_SET TASK:_ Search the data below for the string "Pradesh". Extract every line that contains it.

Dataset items
___

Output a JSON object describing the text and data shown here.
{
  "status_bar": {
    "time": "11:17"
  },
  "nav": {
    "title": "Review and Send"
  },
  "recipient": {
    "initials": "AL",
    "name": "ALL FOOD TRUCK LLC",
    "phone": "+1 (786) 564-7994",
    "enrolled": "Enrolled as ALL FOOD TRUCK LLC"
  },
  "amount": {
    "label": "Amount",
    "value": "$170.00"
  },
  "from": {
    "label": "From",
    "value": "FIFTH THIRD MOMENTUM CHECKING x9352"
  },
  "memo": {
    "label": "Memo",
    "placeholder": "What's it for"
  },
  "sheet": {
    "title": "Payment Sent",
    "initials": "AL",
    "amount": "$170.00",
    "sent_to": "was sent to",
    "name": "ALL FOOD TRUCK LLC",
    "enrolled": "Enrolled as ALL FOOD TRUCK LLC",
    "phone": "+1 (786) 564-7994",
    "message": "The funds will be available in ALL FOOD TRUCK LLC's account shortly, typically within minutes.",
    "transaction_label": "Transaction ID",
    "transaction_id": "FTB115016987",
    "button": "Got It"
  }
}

___

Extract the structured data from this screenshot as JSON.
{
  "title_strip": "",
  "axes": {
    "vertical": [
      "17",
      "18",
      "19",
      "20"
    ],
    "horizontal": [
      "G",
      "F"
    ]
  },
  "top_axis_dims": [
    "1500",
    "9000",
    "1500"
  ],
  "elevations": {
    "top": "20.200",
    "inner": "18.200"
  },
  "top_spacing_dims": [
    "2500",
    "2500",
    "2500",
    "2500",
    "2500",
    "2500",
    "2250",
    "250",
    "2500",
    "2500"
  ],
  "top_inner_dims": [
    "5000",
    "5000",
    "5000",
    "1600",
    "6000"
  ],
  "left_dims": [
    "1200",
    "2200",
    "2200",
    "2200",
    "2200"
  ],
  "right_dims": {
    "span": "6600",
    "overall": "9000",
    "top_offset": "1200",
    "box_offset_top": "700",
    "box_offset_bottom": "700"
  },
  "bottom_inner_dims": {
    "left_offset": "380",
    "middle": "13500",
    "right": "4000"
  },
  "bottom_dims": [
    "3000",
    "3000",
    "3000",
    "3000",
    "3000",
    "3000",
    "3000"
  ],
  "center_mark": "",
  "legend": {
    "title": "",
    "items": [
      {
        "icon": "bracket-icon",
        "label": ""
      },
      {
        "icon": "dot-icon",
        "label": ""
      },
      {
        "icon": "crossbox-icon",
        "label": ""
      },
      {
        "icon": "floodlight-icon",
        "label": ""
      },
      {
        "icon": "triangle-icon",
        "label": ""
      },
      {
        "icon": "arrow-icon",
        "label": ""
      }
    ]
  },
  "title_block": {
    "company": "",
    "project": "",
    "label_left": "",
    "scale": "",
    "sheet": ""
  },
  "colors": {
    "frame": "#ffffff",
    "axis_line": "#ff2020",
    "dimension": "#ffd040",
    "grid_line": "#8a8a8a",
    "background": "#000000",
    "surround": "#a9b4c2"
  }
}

___

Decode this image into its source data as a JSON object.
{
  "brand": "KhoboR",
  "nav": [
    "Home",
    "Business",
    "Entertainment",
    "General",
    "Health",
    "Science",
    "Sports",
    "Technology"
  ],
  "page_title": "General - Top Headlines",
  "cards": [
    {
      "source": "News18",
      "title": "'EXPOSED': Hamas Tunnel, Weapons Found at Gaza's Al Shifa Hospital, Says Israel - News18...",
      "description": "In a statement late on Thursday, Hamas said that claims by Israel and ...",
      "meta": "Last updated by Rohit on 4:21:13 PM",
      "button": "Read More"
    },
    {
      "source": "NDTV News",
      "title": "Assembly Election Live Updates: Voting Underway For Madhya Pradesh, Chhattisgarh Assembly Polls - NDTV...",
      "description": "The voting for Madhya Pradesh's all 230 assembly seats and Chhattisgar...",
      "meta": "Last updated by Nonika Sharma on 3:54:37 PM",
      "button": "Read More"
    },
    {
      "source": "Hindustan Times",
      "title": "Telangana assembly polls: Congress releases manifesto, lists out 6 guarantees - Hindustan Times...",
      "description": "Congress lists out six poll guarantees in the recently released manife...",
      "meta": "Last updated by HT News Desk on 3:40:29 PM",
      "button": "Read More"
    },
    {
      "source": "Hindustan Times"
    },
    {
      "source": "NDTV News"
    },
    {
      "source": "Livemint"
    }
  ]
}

___

_RESPONSE:_
      "title": "Assembly Election Live Updates: Voting Underway For Madhya Pradesh, Chhattisgarh Assembly Polls - NDTV...",
      "description": "The voting for Madhya Pradesh's all 230 assembly seats and Chhattisgar...",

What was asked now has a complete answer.